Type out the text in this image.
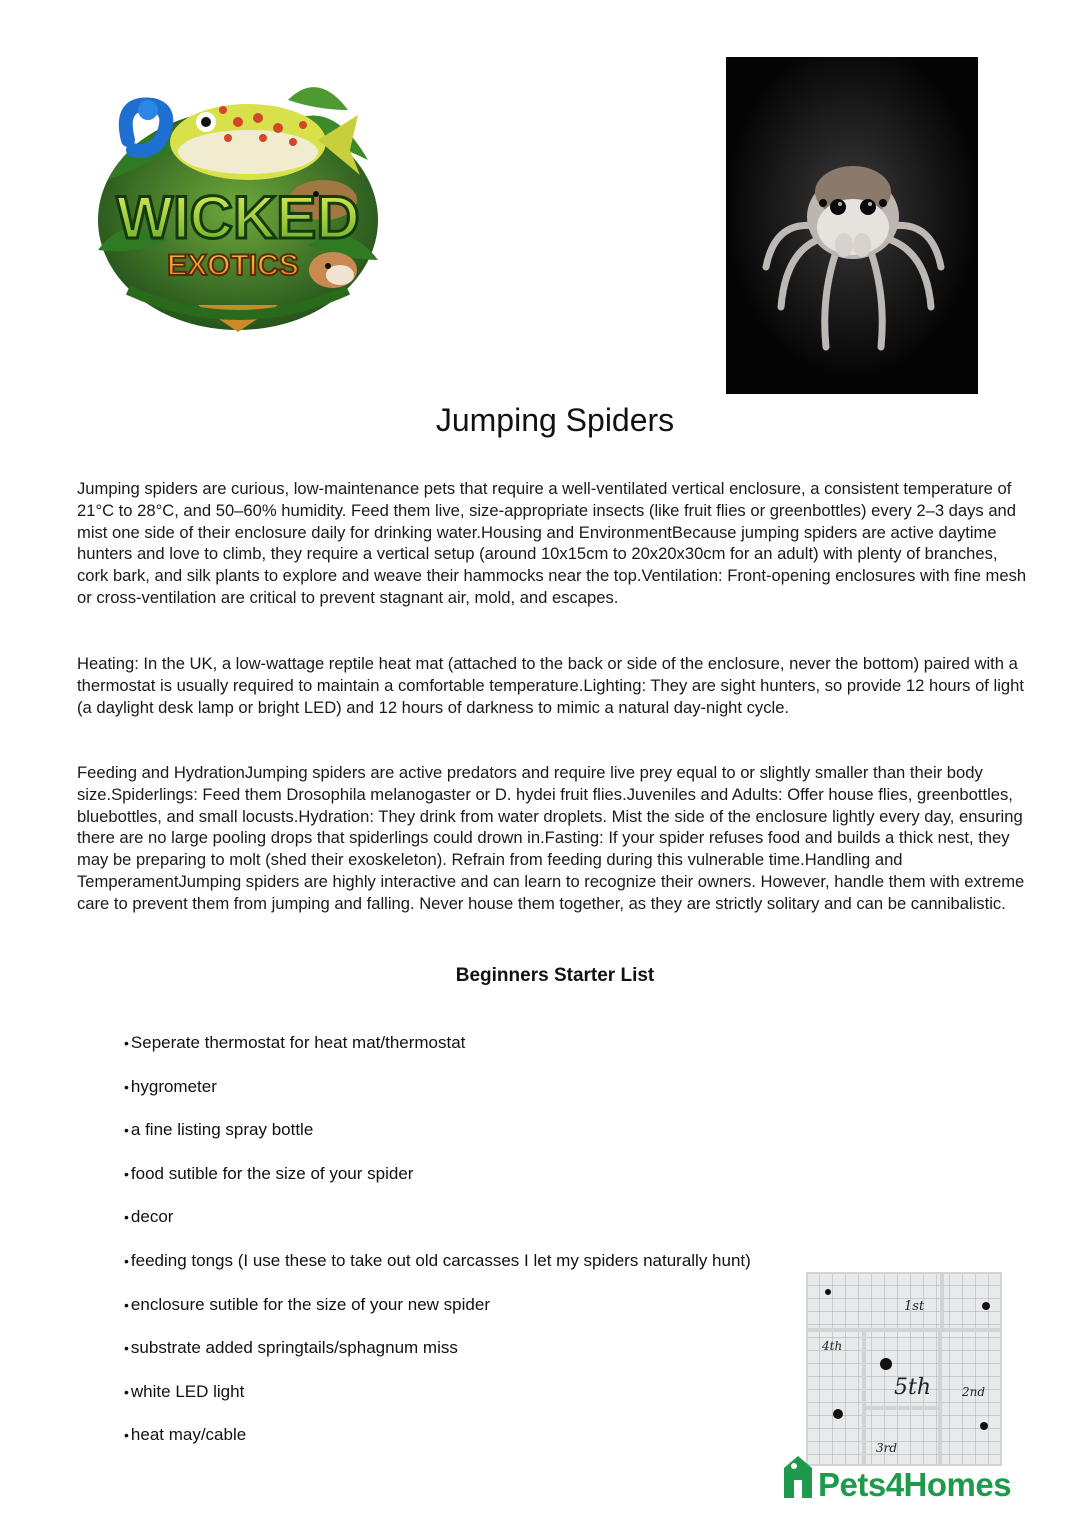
WICKED
EXOTICS
Jumping Spiders

Jumping spiders are curious, low-maintenance pets that require a well-ventilated vertical enclosure, a consistent temperature of 21°C to 28°C, and 50–60% humidity. Feed them live, size-appropriate insects (like fruit flies or greenbottles) every 2–3 days and mist one side of their enclosure daily for drinking water.Housing and EnvironmentBecause jumping spiders are active daytime hunters and love to climb, they require a vertical setup (around 10x15cm to 20x20x30cm for an adult) with plenty of branches, cork bark, and silk plants to explore and weave their hammocks near the top.Ventilation: Front-opening enclosures with fine mesh or cross-ventilation are critical to prevent stagnant air, mold, and escapes.

Heating: In the UK, a low-wattage reptile heat mat (attached to the back or side of the enclosure, never the bottom) paired with a thermostat is usually required to maintain a comfortable temperature.Lighting: They are sight hunters, so provide 12 hours of light (a daylight desk lamp or bright LED) and 12 hours of darkness to mimic a natural day-night cycle.

Feeding and HydrationJumping spiders are active predators and require live prey equal to or slightly smaller than their body size.Spiderlings: Feed them Drosophila melanogaster or D. hydei fruit flies.Juveniles and Adults: Offer house flies, greenbottles, bluebottles, and small locusts.Hydration: They drink from water droplets. Mist the side of the enclosure lightly every day, ensuring there are no large pooling drops that spiderlings could drown in.Fasting: If your spider refuses food and builds a thick nest, they may be preparing to molt (shed their exoskeleton). Refrain from feeding during this vulnerable time.Handling and TemperamentJumping spiders are highly interactive and can learn to recognize their owners. However, handle them with extreme care to prevent them from jumping and falling. Never house them together, as they are strictly solitary and can be cannibalistic.

Beginners Starter List
• Seperate thermostat for heat mat/thermostat
• hygrometer
• a fine listing spray bottle
• food sutible for the size of your spider
• decor
• feeding tongs (I use these to take out old carcasses I let my spiders naturally hunt)
• enclosure sutible for the size of your new spider
• substrate added springtails/sphagnum miss
• white LED light
• heat may/cable
1st
2nd
3rd
4th
5th
Pets4Homes
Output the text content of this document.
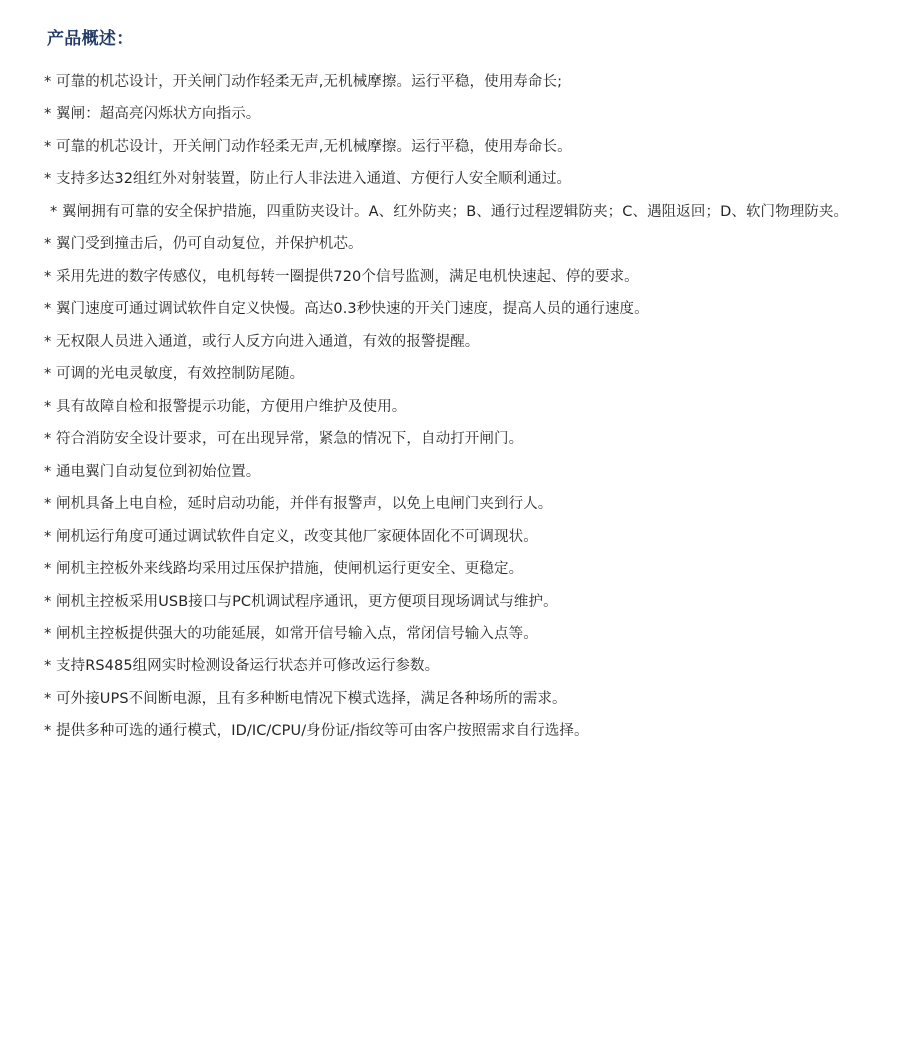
产品概述：
* 可靠的机芯设计，开关闸门动作轻柔无声,无机械摩擦。运行平稳，使用寿命长;
* 翼闸：超高亮闪烁状方向指示。
* 可靠的机芯设计，开关闸门动作轻柔无声,无机械摩擦。运行平稳，使用寿命长。
* 支持多达32组红外对射装置，防止行人非法进入通道、方便行人安全顺利通过。
* 翼闸拥有可靠的安全保护措施，四重防夹设计。A、红外防夹；B、通行过程逻辑防夹；C、遇阻返回；D、软门物理防夹。
* 翼门受到撞击后，仍可自动复位，并保护机芯。
* 采用先进的数字传感仪，电机每转一圈提供720个信号监测，满足电机快速起、停的要求。
* 翼门速度可通过调试软件自定义快慢。高达0.3秒快速的开关门速度，提高人员的通行速度。
* 无权限人员进入通道，或行人反方向进入通道，有效的报警提醒。
* 可调的光电灵敏度，有效控制防尾随。
* 具有故障自检和报警提示功能，方便用户维护及使用。
* 符合消防安全设计要求，可在出现异常，紧急的情况下，自动打开闸门。
* 通电翼门自动复位到初始位置。
* 闸机具备上电自检，延时启动功能，并伴有报警声，以免上电闸门夹到行人。
* 闸机运行角度可通过调试软件自定义，改变其他厂家硬体固化不可调现状。
* 闸机主控板外来线路均采用过压保护措施，使闸机运行更安全、更稳定。
* 闸机主控板采用USB接口与PC机调试程序通讯，更方便项目现场调试与维护。
* 闸机主控板提供强大的功能延展，如常开信号输入点，常闭信号输入点等。
* 支持RS485组网实时检测设备运行状态并可修改运行参数。
* 可外接UPS不间断电源，且有多种断电情况下模式选择，满足各种场所的需求。
* 提供多种可选的通行模式，ID/IC/CPU/身份证/指纹等可由客户按照需求自行选择。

___

◆ Task to complete ◆
State how many lines of the records above contain the word "sutible", giving only that number.

◆ Exercise result ◆
2